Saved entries
---*---
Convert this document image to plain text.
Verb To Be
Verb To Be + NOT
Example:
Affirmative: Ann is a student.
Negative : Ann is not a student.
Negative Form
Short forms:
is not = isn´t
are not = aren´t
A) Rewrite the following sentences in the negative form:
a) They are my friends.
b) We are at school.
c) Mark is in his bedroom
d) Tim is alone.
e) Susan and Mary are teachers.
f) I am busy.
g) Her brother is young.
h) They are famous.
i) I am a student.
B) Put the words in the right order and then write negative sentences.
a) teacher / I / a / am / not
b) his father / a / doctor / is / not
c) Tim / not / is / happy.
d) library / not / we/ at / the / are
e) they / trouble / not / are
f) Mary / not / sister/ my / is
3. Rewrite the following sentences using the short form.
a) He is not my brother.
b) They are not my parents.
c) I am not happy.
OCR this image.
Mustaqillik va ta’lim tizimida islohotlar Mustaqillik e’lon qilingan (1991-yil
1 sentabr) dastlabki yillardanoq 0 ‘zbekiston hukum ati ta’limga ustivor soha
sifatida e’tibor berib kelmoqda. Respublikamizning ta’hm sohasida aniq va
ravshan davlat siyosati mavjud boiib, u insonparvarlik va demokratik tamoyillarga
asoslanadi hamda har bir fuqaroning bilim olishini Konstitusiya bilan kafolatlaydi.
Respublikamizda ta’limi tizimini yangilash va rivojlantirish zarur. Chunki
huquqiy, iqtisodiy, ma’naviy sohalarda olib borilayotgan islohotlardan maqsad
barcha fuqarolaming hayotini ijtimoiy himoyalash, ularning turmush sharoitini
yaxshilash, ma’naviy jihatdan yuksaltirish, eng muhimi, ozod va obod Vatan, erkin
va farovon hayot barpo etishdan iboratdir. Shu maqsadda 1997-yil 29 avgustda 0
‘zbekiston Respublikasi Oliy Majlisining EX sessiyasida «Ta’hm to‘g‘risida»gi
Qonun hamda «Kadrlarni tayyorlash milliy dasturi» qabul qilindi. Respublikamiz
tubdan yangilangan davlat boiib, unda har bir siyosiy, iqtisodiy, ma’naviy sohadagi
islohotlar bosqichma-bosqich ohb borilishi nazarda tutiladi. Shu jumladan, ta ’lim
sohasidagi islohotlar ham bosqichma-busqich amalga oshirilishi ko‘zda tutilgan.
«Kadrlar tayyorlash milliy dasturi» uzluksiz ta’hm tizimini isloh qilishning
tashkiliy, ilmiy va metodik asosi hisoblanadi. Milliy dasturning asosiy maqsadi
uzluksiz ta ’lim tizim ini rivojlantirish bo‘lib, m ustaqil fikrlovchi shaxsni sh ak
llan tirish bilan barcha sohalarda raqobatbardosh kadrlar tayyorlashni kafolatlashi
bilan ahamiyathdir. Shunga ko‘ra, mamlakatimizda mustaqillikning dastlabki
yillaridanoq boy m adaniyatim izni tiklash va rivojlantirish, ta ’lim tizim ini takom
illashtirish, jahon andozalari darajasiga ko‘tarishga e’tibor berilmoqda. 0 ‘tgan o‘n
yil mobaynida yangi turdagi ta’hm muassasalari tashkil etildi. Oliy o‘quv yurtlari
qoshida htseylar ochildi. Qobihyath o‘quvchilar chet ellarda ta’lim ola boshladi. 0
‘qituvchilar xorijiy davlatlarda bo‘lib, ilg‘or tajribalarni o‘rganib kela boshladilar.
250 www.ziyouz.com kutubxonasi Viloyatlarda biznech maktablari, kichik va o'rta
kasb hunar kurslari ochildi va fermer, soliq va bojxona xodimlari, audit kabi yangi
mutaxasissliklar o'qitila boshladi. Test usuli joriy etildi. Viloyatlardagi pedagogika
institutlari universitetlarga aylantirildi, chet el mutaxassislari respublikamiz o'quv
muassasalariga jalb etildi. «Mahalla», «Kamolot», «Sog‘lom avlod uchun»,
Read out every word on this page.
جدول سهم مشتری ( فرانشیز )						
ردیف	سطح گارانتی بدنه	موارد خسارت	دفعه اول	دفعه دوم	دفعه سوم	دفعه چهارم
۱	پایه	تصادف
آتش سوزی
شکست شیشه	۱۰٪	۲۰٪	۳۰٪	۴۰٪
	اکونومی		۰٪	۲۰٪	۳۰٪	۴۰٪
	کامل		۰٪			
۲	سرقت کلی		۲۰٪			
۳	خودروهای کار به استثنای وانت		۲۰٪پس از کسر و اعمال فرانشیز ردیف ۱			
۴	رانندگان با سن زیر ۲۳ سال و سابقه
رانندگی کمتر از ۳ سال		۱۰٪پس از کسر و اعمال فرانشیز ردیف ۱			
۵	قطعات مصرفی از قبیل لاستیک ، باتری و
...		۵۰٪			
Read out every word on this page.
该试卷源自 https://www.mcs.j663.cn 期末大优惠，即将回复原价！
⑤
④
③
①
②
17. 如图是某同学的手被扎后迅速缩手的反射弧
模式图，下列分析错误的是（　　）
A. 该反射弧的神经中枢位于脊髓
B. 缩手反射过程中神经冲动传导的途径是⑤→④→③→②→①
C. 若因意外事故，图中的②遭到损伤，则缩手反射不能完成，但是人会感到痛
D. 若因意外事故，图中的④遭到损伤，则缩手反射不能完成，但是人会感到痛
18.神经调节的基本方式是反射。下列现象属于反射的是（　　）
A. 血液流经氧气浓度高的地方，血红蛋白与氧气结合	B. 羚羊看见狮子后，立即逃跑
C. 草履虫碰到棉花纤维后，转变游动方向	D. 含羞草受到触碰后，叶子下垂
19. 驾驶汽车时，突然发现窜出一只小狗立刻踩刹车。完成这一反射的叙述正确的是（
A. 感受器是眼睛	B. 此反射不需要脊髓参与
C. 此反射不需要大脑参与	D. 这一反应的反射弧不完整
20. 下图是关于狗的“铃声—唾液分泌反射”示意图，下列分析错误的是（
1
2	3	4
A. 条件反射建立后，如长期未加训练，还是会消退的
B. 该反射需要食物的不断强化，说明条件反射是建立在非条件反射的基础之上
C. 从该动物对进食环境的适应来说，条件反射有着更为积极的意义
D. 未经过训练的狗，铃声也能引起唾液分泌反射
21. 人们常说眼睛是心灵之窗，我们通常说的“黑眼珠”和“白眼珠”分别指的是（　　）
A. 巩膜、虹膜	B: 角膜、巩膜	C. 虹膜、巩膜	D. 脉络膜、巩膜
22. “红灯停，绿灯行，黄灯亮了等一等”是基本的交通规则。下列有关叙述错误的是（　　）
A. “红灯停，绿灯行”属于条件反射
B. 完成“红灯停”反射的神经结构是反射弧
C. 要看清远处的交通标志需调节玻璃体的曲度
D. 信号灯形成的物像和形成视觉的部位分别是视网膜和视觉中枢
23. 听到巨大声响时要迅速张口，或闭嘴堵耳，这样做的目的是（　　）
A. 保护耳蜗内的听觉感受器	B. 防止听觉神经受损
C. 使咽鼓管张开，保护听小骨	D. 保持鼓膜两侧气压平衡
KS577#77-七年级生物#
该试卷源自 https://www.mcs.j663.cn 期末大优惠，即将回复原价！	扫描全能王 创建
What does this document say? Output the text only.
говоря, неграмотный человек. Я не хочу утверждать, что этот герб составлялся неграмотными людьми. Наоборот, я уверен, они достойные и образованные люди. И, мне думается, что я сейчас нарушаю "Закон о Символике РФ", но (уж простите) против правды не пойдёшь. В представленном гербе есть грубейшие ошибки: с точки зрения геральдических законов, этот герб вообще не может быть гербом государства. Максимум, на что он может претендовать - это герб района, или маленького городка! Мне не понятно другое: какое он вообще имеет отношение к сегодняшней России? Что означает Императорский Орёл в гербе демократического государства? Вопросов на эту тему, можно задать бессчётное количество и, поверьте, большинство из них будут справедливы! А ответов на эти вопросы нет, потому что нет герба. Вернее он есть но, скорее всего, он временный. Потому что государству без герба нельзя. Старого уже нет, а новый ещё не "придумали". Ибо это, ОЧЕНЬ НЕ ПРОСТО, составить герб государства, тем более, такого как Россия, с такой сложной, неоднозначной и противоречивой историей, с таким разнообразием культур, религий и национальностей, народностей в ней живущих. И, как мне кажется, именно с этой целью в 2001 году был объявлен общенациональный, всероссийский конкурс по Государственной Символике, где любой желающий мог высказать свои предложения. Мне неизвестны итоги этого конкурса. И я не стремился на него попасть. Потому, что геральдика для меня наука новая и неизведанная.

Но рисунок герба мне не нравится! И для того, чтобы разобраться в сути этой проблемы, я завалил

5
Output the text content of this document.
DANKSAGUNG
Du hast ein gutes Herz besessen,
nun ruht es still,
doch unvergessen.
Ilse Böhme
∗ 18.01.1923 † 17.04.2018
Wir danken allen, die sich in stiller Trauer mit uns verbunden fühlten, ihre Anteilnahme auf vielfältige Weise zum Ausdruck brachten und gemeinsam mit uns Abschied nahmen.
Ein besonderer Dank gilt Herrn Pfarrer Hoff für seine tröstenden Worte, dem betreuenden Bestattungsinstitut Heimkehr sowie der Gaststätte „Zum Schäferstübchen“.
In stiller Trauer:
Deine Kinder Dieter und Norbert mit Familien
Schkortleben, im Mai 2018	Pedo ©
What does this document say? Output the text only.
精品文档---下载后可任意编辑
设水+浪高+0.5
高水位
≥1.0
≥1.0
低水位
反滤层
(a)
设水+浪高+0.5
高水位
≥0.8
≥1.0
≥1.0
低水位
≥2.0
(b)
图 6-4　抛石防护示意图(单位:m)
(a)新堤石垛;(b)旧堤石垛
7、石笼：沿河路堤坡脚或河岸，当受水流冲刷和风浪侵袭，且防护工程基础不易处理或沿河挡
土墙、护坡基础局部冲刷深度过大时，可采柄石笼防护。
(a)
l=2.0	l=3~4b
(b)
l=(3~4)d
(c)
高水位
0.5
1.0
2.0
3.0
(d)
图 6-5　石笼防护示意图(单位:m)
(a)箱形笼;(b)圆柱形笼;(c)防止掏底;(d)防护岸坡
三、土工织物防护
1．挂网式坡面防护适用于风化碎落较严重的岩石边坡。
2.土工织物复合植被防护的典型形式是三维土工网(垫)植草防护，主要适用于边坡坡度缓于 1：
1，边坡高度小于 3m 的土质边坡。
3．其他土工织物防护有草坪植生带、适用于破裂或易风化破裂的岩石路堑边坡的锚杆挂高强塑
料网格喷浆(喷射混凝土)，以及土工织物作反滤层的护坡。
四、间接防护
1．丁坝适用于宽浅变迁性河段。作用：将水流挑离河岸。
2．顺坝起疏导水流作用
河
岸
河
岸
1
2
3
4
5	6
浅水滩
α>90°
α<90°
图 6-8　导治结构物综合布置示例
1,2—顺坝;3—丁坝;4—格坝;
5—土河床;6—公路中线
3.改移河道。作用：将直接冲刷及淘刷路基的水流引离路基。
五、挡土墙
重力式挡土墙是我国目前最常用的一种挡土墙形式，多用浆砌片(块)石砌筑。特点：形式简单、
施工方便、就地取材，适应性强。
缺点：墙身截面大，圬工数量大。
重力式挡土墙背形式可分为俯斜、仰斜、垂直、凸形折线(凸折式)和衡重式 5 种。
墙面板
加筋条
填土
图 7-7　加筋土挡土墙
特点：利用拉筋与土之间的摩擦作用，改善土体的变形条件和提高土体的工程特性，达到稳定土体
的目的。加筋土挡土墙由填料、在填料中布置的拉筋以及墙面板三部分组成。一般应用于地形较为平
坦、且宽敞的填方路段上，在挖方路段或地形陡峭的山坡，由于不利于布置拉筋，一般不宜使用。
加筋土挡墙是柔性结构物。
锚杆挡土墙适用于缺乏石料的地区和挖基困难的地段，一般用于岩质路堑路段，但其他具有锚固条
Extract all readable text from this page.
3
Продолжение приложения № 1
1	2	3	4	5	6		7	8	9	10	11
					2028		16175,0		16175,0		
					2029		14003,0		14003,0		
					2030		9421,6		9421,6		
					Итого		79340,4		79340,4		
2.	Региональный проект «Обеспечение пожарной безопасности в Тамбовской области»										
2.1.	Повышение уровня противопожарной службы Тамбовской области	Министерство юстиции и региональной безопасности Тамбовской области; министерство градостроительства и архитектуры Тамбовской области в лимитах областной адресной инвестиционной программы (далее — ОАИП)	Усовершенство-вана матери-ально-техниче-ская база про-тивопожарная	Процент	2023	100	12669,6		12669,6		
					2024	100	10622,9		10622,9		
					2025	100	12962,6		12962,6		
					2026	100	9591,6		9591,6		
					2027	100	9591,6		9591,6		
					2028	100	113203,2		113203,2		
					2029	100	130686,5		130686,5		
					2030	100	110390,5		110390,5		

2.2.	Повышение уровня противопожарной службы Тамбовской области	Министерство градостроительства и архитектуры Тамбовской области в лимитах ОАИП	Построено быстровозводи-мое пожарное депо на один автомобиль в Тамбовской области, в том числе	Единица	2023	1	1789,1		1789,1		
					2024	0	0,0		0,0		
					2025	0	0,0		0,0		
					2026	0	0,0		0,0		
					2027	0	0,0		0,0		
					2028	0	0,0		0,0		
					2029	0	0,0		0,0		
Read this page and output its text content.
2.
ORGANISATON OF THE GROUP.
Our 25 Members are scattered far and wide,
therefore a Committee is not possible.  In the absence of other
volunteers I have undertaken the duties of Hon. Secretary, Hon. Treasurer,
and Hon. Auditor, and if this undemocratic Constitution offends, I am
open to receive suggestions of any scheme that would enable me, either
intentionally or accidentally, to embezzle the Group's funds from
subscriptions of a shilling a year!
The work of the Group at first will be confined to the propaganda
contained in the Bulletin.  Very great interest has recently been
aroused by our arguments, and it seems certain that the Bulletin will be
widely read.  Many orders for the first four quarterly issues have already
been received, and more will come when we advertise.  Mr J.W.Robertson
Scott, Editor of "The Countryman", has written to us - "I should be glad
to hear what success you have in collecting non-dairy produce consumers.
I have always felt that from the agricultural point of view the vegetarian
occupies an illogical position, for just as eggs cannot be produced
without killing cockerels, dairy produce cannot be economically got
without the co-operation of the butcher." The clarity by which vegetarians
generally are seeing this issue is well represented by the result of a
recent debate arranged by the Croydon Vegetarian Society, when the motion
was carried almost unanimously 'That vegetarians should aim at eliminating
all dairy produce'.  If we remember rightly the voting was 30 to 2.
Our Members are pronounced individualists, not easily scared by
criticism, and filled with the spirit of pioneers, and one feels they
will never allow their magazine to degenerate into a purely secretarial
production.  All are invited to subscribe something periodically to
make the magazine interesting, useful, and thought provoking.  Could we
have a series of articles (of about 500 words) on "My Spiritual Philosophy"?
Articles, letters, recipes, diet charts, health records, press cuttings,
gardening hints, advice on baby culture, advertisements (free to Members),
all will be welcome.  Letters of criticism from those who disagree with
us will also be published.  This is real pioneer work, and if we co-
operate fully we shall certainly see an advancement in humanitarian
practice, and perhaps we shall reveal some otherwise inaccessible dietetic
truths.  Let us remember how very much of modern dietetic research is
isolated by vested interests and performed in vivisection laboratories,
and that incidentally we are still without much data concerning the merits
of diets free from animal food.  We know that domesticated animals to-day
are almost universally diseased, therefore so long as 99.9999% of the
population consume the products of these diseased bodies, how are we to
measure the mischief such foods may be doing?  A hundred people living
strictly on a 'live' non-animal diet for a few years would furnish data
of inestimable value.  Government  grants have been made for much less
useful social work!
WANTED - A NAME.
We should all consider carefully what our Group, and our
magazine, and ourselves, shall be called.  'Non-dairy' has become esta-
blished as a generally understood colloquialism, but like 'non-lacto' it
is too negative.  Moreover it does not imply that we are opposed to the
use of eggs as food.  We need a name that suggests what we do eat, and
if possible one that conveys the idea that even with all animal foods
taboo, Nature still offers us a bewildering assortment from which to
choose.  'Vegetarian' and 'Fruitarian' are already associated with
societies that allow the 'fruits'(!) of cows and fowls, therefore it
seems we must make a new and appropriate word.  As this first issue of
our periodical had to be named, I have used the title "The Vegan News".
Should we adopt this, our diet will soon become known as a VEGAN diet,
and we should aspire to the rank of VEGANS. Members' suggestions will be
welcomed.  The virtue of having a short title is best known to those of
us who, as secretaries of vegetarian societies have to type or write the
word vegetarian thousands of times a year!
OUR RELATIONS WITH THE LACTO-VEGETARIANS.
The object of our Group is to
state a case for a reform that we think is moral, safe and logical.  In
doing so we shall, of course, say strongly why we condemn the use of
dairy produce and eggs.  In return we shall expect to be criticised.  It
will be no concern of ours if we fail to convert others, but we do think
---*---
**Prompt**
List all lines holding the string "page".

**Correct result**
Read out every word on this page.
Read out every word on this page.
Extract all readable text from this page.
Read this page and output its text content.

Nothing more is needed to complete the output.